» **DIRECTION**
Exclude the pictures and retype the entries as written.

# DATASET CONTENT start

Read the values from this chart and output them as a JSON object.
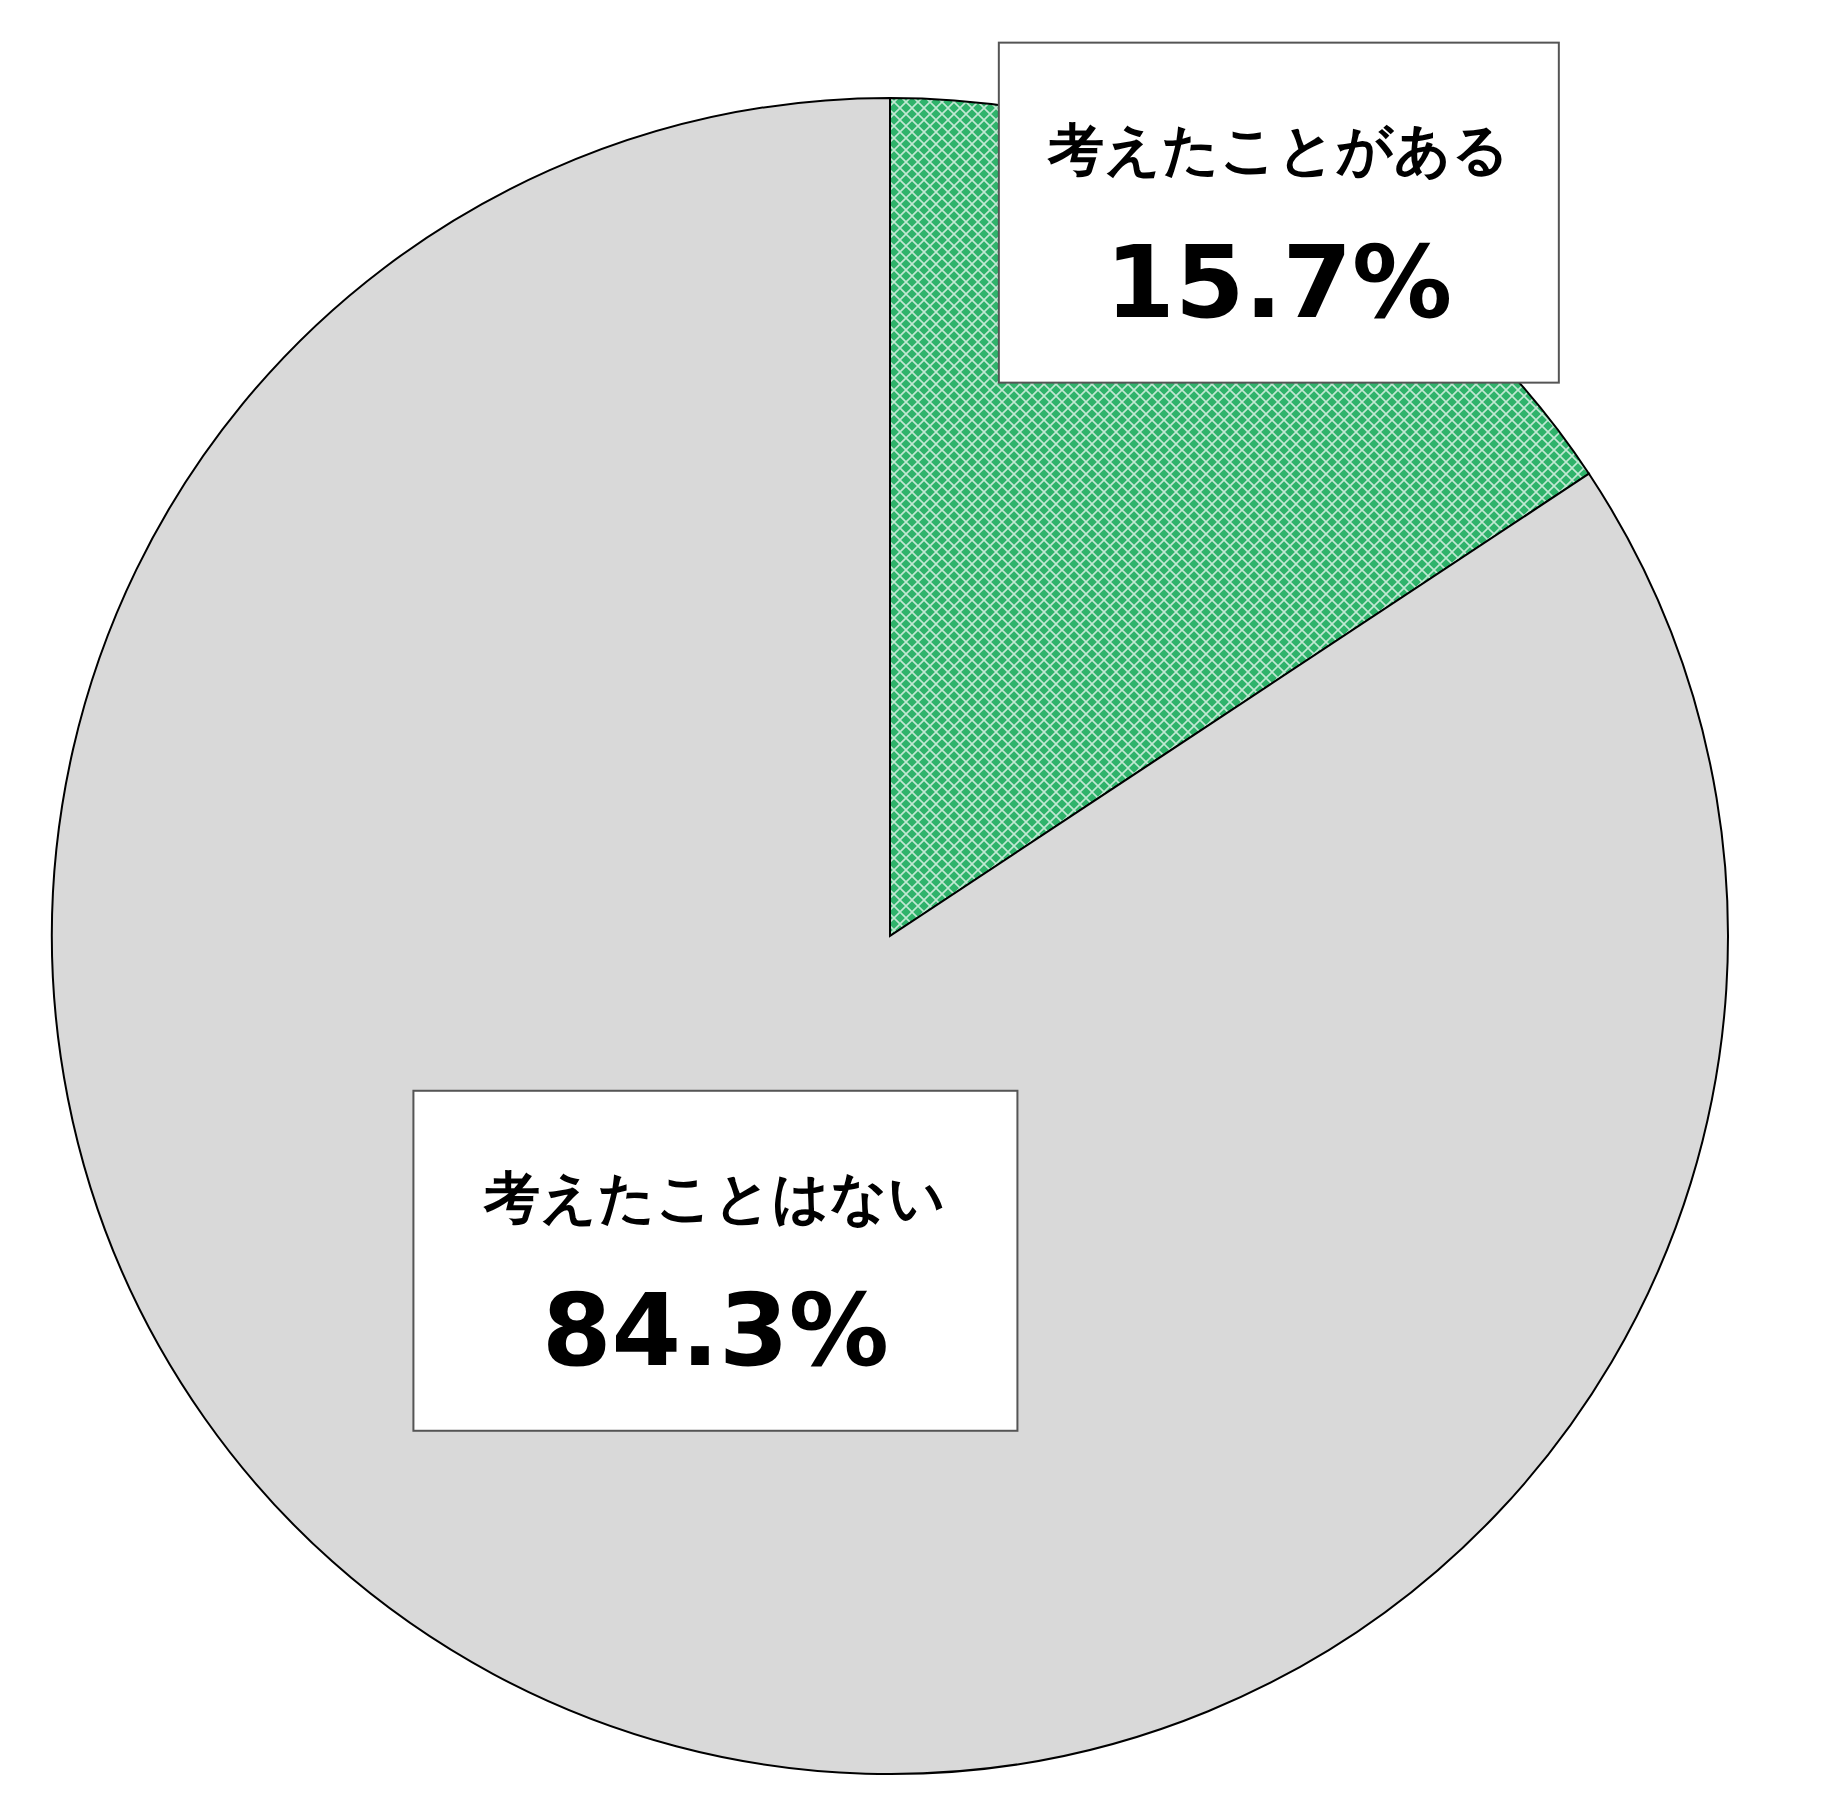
{
  "chart_data": {
    "type": "pie",
    "categories": [
      "考えたことがある",
      "考えたことはない"
    ],
    "values": [
      15.7,
      84.3
    ],
    "colors": [
      "#2fb36b",
      "#d9d9d9"
    ],
    "value_labels": [
      "15.7%",
      "84.3%"
    ]
  }
}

# DATASET CONTENT end

» **RESPONSE**
Read the values from this chart and output them as a JSON object.
{
  "chart_data": {
    "type": "pie",
    "categories": [
      "考えたことがある",
      "考えたことはない"
    ],
    "values": [
      15.7,
      84.3
    ],
    "colors": [
      "#2fb36b",
      "#d9d9d9"
    ],
    "value_labels": [
      "15.7%",
      "84.3%"
    ]
  }
}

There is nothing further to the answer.